• DO THIS: Write out the records that appear below, verbatim and complete, but without pictures.

[Begin RECORDS SHOWN]

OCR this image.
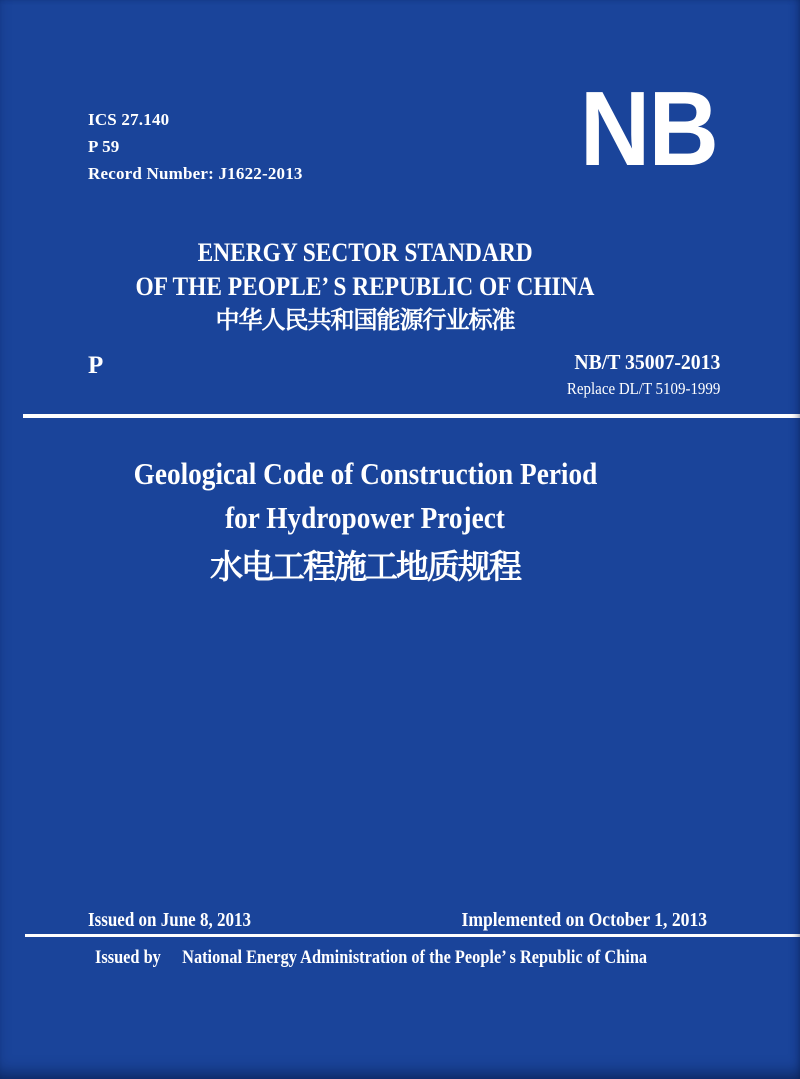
ICS 27.140
P 59
Record Number: J1622-2013	NB
ENERGY SECTOR STANDARD
OF THE PEOPLE’ S REPUBLIC OF CHINA
中华人民共和国能源行业标准
P	NB/T 35007-2013
Replace DL/T 5109-1999
Geological Code of Construction Period
for Hydropower Project
水电工程施工地质规程
Issued on June 8, 2013	Implemented on October 1, 2013
Issued by National Energy Administration of the People’ s Republic of China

[End RECORDS SHOWN]

• TASK RESULT:
OCR this image.
ICS 27.140
P 59
Record Number: J1622-2013	NB
ENERGY SECTOR STANDARD
OF THE PEOPLE’ S REPUBLIC OF CHINA
中华人民共和国能源行业标准
P	NB/T 35007-2013
Replace DL/T 5109-1999
Geological Code of Construction Period
for Hydropower Project
水电工程施工地质规程
Issued on June 8, 2013	Implemented on October 1, 2013
Issued by National Energy Administration of the People’ s Republic of China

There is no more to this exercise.